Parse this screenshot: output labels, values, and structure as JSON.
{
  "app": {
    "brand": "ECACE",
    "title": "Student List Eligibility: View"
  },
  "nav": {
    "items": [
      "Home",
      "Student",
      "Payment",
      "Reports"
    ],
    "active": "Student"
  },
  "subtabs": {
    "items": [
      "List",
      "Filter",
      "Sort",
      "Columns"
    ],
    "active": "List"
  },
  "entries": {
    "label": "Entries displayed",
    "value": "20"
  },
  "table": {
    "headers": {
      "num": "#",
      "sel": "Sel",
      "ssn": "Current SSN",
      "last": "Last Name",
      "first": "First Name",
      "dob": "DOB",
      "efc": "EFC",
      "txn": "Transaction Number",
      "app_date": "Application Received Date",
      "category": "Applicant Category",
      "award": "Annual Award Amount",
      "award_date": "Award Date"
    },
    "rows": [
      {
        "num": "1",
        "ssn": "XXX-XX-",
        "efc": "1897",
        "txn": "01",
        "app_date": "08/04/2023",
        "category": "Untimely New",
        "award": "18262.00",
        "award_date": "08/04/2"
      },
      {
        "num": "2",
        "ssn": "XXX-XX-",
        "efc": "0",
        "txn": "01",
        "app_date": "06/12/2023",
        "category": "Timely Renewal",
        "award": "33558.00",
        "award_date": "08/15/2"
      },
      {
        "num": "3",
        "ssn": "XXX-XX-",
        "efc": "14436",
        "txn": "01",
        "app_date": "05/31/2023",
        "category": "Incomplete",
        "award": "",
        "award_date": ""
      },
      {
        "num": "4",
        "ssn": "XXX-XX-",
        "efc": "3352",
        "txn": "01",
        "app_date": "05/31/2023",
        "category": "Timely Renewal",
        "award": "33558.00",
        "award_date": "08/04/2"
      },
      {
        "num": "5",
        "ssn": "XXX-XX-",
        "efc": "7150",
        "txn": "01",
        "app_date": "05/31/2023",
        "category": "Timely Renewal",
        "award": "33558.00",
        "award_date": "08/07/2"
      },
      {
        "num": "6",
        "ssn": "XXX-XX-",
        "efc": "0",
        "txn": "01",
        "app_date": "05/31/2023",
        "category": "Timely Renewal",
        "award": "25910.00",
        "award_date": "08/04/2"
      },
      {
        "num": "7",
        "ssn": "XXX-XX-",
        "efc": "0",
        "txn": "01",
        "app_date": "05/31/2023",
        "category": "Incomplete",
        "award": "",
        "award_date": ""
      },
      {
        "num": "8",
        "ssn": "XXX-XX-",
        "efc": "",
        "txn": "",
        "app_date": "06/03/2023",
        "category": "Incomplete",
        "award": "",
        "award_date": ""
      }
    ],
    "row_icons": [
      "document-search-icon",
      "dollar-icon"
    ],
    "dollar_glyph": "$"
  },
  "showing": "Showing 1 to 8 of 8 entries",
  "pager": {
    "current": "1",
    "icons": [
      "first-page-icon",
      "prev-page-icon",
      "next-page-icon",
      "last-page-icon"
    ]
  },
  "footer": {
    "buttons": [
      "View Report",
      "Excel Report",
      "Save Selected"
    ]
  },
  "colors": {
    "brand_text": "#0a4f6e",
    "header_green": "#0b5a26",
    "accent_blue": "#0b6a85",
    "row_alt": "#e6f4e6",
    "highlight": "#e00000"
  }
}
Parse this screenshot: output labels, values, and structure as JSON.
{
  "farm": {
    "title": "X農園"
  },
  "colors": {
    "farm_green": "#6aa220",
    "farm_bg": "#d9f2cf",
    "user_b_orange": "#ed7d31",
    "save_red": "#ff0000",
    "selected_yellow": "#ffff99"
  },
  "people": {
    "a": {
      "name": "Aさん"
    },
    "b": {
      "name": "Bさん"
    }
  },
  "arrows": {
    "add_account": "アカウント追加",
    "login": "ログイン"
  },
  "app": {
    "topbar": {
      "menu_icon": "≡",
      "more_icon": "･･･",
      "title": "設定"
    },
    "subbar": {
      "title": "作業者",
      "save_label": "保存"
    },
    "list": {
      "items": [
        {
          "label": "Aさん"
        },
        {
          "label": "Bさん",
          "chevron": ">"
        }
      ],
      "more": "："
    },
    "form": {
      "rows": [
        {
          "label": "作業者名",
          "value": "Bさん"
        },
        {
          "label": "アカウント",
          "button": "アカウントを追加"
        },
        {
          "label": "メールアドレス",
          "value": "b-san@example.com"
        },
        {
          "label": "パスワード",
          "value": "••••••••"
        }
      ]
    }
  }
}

==*==

Requirements: Copy out each line exactly.

Result of the task:
Parse this screenshot: output labels, values, and structure as JSON.
{
  "app": {
    "brand": "ECACE",
    "title": "Student List Eligibility: View"
  },
  "nav": {
    "items": [
      "Home",
      "Student",
      "Payment",
      "Reports"
    ],
    "active": "Student"
  },
  "subtabs": {
    "items": [
      "List",
      "Filter",
      "Sort",
      "Columns"
    ],
    "active": "List"
  },
  "entries": {
    "label": "Entries displayed",
    "value": "20"
  },
  "table": {
    "headers": {
      "num": "#",
      "sel": "Sel",
      "ssn": "Current SSN",
      "last": "Last Name",
      "first": "First Name",
      "dob": "DOB",
      "efc": "EFC",
      "txn": "Transaction Number",
      "app_date": "Application Received Date",
      "category": "Applicant Category",
      "award": "Annual Award Amount",
      "award_date": "Award Date"
    },
    "rows": [
      {
        "num": "1",
        "ssn": "XXX-XX-",
        "efc": "1897",
        "txn": "01",
        "app_date": "08/04/2023",
        "category": "Untimely New",
        "award": "18262.00",
        "award_date": "08/04/2"
      },
      {
        "num": "2",
        "ssn": "XXX-XX-",
        "efc": "0",
        "txn": "01",
        "app_date": "06/12/2023",
        "category": "Timely Renewal",
        "award": "33558.00",
        "award_date": "08/15/2"
      },
      {
        "num": "3",
        "ssn": "XXX-XX-",
        "efc": "14436",
        "txn": "01",
        "app_date": "05/31/2023",
        "category": "Incomplete",
        "award": "",
        "award_date": ""
      },
      {
        "num": "4",
        "ssn": "XXX-XX-",
        "efc": "3352",
        "txn": "01",
        "app_date": "05/31/2023",
        "category": "Timely Renewal",
        "award": "33558.00",
        "award_date": "08/04/2"
      },
      {
        "num": "5",
        "ssn": "XXX-XX-",
        "efc": "7150",
        "txn": "01",
        "app_date": "05/31/2023",
        "category": "Timely Renewal",
        "award": "33558.00",
        "award_date": "08/07/2"
      },
      {
        "num": "6",
        "ssn": "XXX-XX-",
        "efc": "0",
        "txn": "01",
        "app_date": "05/31/2023",
        "category": "Timely Renewal",
        "award": "25910.00",
        "award_date": "08/04/2"
      },
      {
        "num": "7",
        "ssn": "XXX-XX-",
        "efc": "0",
        "txn": "01",
        "app_date": "05/31/2023",
        "category": "Incomplete",
        "award": "",
        "award_date": ""
      },
      {
        "num": "8",
        "ssn": "XXX-XX-",
        "efc": "",
        "txn": "",
        "app_date": "06/03/2023",
        "category": "Incomplete",
        "award": "",
        "award_date": ""
      }
    ],
    "row_icons": [
      "document-search-icon",
      "dollar-icon"
    ],
    "dollar_glyph": "$"
  },
  "showing": "Showing 1 to 8 of 8 entries",
  "pager": {
    "current": "1",
    "icons": [
      "first-page-icon",
      "prev-page-icon",
      "next-page-icon",
      "last-page-icon"
    ]
  },
  "footer": {
    "buttons": [
      "View Report",
      "Excel Report",
      "Save Selected"
    ]
  },
  "colors": {
    "brand_text": "#0a4f6e",
    "header_green": "#0b5a26",
    "accent_blue": "#0b6a85",
    "row_alt": "#e6f4e6",
    "highlight": "#e00000"
  }
}
Parse this screenshot: output labels, values, and structure as JSON.
{
  "farm": {
    "title": "X農園"
  },
  "colors": {
    "farm_green": "#6aa220",
    "farm_bg": "#d9f2cf",
    "user_b_orange": "#ed7d31",
    "save_red": "#ff0000",
    "selected_yellow": "#ffff99"
  },
  "people": {
    "a": {
      "name": "Aさん"
    },
    "b": {
      "name": "Bさん"
    }
  },
  "arrows": {
    "add_account": "アカウント追加",
    "login": "ログイン"
  },
  "app": {
    "topbar": {
      "menu_icon": "≡",
      "more_icon": "･･･",
      "title": "設定"
    },
    "subbar": {
      "title": "作業者",
      "save_label": "保存"
    },
    "list": {
      "items": [
        {
          "label": "Aさん"
        },
        {
          "label": "Bさん",
          "chevron": ">"
        }
      ],
      "more": "："
    },
    "form": {
      "rows": [
        {
          "label": "作業者名",
          "value": "Bさん"
        },
        {
          "label": "アカウント",
          "button": "アカウントを追加"
        },
        {
          "label": "メールアドレス",
          "value": "b-san@example.com"
        },
        {
          "label": "パスワード",
          "value": "••••••••"
        }
      ]
    }
  }
}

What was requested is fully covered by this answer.